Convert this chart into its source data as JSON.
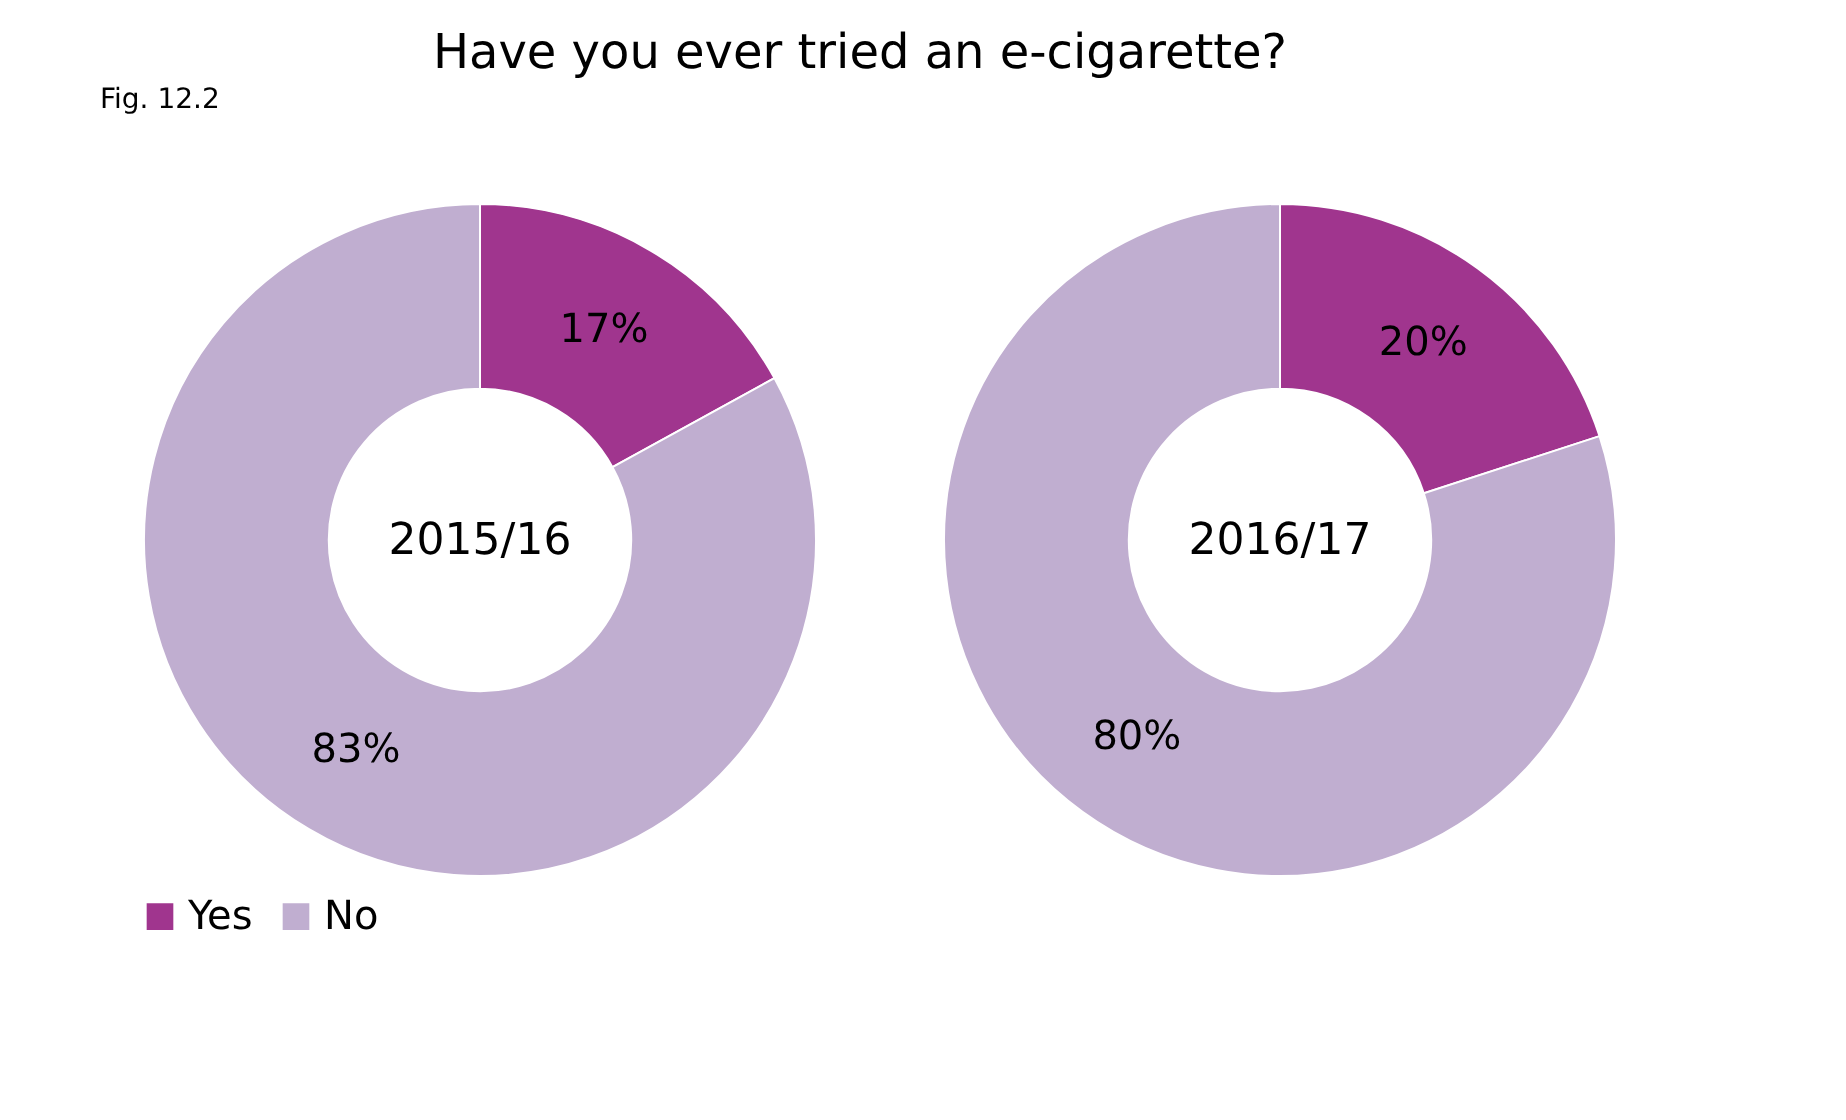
{
  "chart_data": {
    "type": "donut",
    "title": "Have you ever tried an e-cigarette?",
    "annotations": [
      "Fig. 12.2"
    ],
    "categories": [
      "Yes",
      "No"
    ],
    "colors": [
      "#a0358e",
      "#c0aed0"
    ],
    "legend": "bottom",
    "series": [
      {
        "name": "2015/16",
        "values": [
          17,
          83
        ],
        "value_labels": [
          "17%",
          "83%"
        ]
      },
      {
        "name": "2016/17",
        "values": [
          20,
          80
        ],
        "value_labels": [
          "20%",
          "80%"
        ]
      }
    ]
  }
}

::::

▶ Challenge: Repeat the material above word for word, please, apart from its images.

▶ Correct answer:
Convert this chart into its source data as JSON.
{
  "chart_data": {
    "type": "donut",
    "title": "Have you ever tried an e-cigarette?",
    "annotations": [
      "Fig. 12.2"
    ],
    "categories": [
      "Yes",
      "No"
    ],
    "colors": [
      "#a0358e",
      "#c0aed0"
    ],
    "legend": "bottom",
    "series": [
      {
        "name": "2015/16",
        "values": [
          17,
          83
        ],
        "value_labels": [
          "17%",
          "83%"
        ]
      },
      {
        "name": "2016/17",
        "values": [
          20,
          80
        ],
        "value_labels": [
          "20%",
          "80%"
        ]
      }
    ]
  }
}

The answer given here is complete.